Excerpt from a dataset
....
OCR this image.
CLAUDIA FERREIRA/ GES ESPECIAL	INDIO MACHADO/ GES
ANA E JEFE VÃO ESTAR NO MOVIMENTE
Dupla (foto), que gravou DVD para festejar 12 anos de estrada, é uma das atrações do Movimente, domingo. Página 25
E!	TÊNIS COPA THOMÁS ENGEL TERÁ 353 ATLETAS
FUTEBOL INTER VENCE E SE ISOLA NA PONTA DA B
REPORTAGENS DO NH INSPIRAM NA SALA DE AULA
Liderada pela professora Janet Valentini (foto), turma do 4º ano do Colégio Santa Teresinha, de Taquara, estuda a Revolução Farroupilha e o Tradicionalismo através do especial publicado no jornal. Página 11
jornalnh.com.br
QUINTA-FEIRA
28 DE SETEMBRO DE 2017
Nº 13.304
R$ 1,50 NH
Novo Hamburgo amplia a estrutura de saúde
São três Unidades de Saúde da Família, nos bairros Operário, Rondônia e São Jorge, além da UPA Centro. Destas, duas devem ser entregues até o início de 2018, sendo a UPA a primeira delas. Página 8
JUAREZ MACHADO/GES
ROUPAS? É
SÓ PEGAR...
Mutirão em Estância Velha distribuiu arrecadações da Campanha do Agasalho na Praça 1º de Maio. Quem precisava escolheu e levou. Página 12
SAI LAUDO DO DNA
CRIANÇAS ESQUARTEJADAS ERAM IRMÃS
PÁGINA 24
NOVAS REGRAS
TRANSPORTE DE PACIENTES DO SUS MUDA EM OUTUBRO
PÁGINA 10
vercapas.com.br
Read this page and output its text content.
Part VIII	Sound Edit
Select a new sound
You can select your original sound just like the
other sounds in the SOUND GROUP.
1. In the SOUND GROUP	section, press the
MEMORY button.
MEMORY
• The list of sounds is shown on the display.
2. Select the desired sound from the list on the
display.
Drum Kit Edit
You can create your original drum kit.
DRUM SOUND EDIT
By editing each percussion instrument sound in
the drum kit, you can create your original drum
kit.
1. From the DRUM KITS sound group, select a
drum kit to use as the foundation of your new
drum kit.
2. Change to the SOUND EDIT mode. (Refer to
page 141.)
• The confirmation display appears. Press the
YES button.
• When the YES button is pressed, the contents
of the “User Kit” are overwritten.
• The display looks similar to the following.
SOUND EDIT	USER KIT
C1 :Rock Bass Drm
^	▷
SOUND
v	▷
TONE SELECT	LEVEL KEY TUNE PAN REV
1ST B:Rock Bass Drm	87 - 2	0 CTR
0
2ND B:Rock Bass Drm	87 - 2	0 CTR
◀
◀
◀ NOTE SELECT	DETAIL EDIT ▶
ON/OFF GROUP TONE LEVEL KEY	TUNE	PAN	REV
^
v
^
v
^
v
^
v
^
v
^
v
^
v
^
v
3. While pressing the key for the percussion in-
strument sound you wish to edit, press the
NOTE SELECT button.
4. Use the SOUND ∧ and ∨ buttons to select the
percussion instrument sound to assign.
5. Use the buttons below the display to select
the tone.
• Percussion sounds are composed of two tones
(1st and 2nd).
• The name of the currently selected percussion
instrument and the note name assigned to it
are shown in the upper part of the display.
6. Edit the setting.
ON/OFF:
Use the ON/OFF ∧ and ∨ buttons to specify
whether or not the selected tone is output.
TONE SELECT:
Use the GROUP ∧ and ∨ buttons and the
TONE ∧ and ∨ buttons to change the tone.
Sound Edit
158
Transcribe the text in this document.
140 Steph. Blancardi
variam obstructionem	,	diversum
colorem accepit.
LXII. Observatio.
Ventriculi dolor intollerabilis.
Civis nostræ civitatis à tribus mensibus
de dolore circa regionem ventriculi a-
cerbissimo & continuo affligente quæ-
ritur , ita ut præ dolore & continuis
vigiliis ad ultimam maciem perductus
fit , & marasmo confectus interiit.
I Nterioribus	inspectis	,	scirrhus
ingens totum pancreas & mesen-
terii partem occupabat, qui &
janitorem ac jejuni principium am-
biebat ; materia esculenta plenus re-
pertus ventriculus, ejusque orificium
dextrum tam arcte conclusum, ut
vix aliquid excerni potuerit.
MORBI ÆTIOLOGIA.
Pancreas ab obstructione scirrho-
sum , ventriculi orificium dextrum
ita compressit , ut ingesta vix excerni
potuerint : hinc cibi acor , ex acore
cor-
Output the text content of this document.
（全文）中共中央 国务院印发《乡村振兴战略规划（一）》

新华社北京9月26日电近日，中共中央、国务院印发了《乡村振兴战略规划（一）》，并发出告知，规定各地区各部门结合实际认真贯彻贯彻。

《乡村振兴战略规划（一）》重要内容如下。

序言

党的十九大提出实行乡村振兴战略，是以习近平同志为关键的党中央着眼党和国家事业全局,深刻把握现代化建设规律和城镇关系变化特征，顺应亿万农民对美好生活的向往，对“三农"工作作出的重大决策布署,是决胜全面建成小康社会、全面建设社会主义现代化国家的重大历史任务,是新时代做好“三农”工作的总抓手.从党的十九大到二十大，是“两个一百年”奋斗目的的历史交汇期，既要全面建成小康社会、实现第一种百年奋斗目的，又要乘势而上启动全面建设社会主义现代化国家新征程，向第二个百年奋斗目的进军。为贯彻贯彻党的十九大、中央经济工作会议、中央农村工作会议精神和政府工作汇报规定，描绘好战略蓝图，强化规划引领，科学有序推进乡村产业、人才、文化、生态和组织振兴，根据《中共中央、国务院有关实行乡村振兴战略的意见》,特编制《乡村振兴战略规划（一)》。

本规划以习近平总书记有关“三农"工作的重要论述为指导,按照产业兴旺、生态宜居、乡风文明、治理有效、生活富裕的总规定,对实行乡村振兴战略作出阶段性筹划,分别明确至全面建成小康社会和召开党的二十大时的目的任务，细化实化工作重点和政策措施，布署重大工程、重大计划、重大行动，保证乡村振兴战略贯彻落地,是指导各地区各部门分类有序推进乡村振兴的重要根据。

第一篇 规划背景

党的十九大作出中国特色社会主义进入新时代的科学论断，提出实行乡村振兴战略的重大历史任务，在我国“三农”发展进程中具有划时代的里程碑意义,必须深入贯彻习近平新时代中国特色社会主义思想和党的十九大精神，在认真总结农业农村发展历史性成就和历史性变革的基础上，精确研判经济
....
TASK OBJECTIVE: Repeat the listing exactly, from its first line to its last.

CORRECT ANSWER:
OCR this image.
CLAUDIA FERREIRA/ GES ESPECIAL	INDIO MACHADO/ GES
ANA E JEFE VÃO ESTAR NO MOVIMENTE
Dupla (foto), que gravou DVD para festejar 12 anos de estrada, é uma das atrações do Movimente, domingo. Página 25
E!	TÊNIS COPA THOMÁS ENGEL TERÁ 353 ATLETAS
FUTEBOL INTER VENCE E SE ISOLA NA PONTA DA B
REPORTAGENS DO NH INSPIRAM NA SALA DE AULA
Liderada pela professora Janet Valentini (foto), turma do 4º ano do Colégio Santa Teresinha, de Taquara, estuda a Revolução Farroupilha e o Tradicionalismo através do especial publicado no jornal. Página 11
jornalnh.com.br
QUINTA-FEIRA
28 DE SETEMBRO DE 2017
Nº 13.304
R$ 1,50 NH
Novo Hamburgo amplia a estrutura de saúde
São três Unidades de Saúde da Família, nos bairros Operário, Rondônia e São Jorge, além da UPA Centro. Destas, duas devem ser entregues até o início de 2018, sendo a UPA a primeira delas. Página 8
JUAREZ MACHADO/GES
ROUPAS? É
SÓ PEGAR...
Mutirão em Estância Velha distribuiu arrecadações da Campanha do Agasalho na Praça 1º de Maio. Quem precisava escolheu e levou. Página 12
SAI LAUDO DO DNA
CRIANÇAS ESQUARTEJADAS ERAM IRMÃS
PÁGINA 24
NOVAS REGRAS
TRANSPORTE DE PACIENTES DO SUS MUDA EM OUTUBRO
PÁGINA 10
vercapas.com.br
Read this page and output its text content.
Part VIII	Sound Edit
Select a new sound
You can select your original sound just like the
other sounds in the SOUND GROUP.
1. In the SOUND GROUP	section, press the
MEMORY button.
MEMORY
• The list of sounds is shown on the display.
2. Select the desired sound from the list on the
display.
Drum Kit Edit
You can create your original drum kit.
DRUM SOUND EDIT
By editing each percussion instrument sound in
the drum kit, you can create your original drum
kit.
1. From the DRUM KITS sound group, select a
drum kit to use as the foundation of your new
drum kit.
2. Change to the SOUND EDIT mode. (Refer to
page 141.)
• The confirmation display appears. Press the
YES button.
• When the YES button is pressed, the contents
of the “User Kit” are overwritten.
• The display looks similar to the following.
SOUND EDIT	USER KIT
C1 :Rock Bass Drm
^	▷
SOUND
v	▷
TONE SELECT	LEVEL KEY TUNE PAN REV
1ST B:Rock Bass Drm	87 - 2	0 CTR
0
2ND B:Rock Bass Drm	87 - 2	0 CTR
◀
◀
◀ NOTE SELECT	DETAIL EDIT ▶
ON/OFF GROUP TONE LEVEL KEY	TUNE	PAN	REV
^
v
^
v
^
v
^
v
^
v
^
v
^
v
^
v
3. While pressing the key for the percussion in-
strument sound you wish to edit, press the
NOTE SELECT button.
4. Use the SOUND ∧ and ∨ buttons to select the
percussion instrument sound to assign.
5. Use the buttons below the display to select
the tone.
• Percussion sounds are composed of two tones
(1st and 2nd).
• The name of the currently selected percussion
instrument and the note name assigned to it
are shown in the upper part of the display.
6. Edit the setting.
ON/OFF:
Use the ON/OFF ∧ and ∨ buttons to specify
whether or not the selected tone is output.
TONE SELECT:
Use the GROUP ∧ and ∨ buttons and the
TONE ∧ and ∨ buttons to change the tone.
Sound Edit
158
Transcribe the text in this document.
140 Steph. Blancardi
variam obstructionem	,	diversum
colorem accepit.
LXII. Observatio.
Ventriculi dolor intollerabilis.
Civis nostræ civitatis à tribus mensibus
de dolore circa regionem ventriculi a-
cerbissimo & continuo affligente quæ-
ritur , ita ut præ dolore & continuis
vigiliis ad ultimam maciem perductus
fit , & marasmo confectus interiit.
I Nterioribus	inspectis	,	scirrhus
ingens totum pancreas & mesen-
terii partem occupabat, qui &
janitorem ac jejuni principium am-
biebat ; materia esculenta plenus re-
pertus ventriculus, ejusque orificium
dextrum tam arcte conclusum, ut
vix aliquid excerni potuerit.
MORBI ÆTIOLOGIA.
Pancreas ab obstructione scirrho-
sum , ventriculi orificium dextrum
ita compressit , ut ingesta vix excerni
potuerint : hinc cibi acor , ex acore
cor-
Output the text content of this document.
（全文）中共中央 国务院印发《乡村振兴战略规划（一）》

新华社北京9月26日电近日，中共中央、国务院印发了《乡村振兴战略规划（一）》，并发出告知，规定各地区各部门结合实际认真贯彻贯彻。

《乡村振兴战略规划（一）》重要内容如下。

序言

党的十九大提出实行乡村振兴战略，是以习近平同志为关键的党中央着眼党和国家事业全局,深刻把握现代化建设规律和城镇关系变化特征，顺应亿万农民对美好生活的向往，对“三农"工作作出的重大决策布署,是决胜全面建成小康社会、全面建设社会主义现代化国家的重大历史任务,是新时代做好“三农”工作的总抓手.从党的十九大到二十大，是“两个一百年”奋斗目的的历史交汇期，既要全面建成小康社会、实现第一种百年奋斗目的，又要乘势而上启动全面建设社会主义现代化国家新征程，向第二个百年奋斗目的进军。为贯彻贯彻党的十九大、中央经济工作会议、中央农村工作会议精神和政府工作汇报规定，描绘好战略蓝图，强化规划引领，科学有序推进乡村产业、人才、文化、生态和组织振兴，根据《中共中央、国务院有关实行乡村振兴战略的意见》,特编制《乡村振兴战略规划（一)》。

本规划以习近平总书记有关“三农"工作的重要论述为指导,按照产业兴旺、生态宜居、乡风文明、治理有效、生活富裕的总规定,对实行乡村振兴战略作出阶段性筹划,分别明确至全面建成小康社会和召开党的二十大时的目的任务，细化实化工作重点和政策措施，布署重大工程、重大计划、重大行动，保证乡村振兴战略贯彻落地,是指导各地区各部门分类有序推进乡村振兴的重要根据。

第一篇 规划背景

党的十九大作出中国特色社会主义进入新时代的科学论断，提出实行乡村振兴战略的重大历史任务，在我国“三农”发展进程中具有划时代的里程碑意义,必须深入贯彻习近平新时代中国特色社会主义思想和党的十九大精神，在认真总结农业农村发展历史性成就和历史性变革的基础上，精确研判经济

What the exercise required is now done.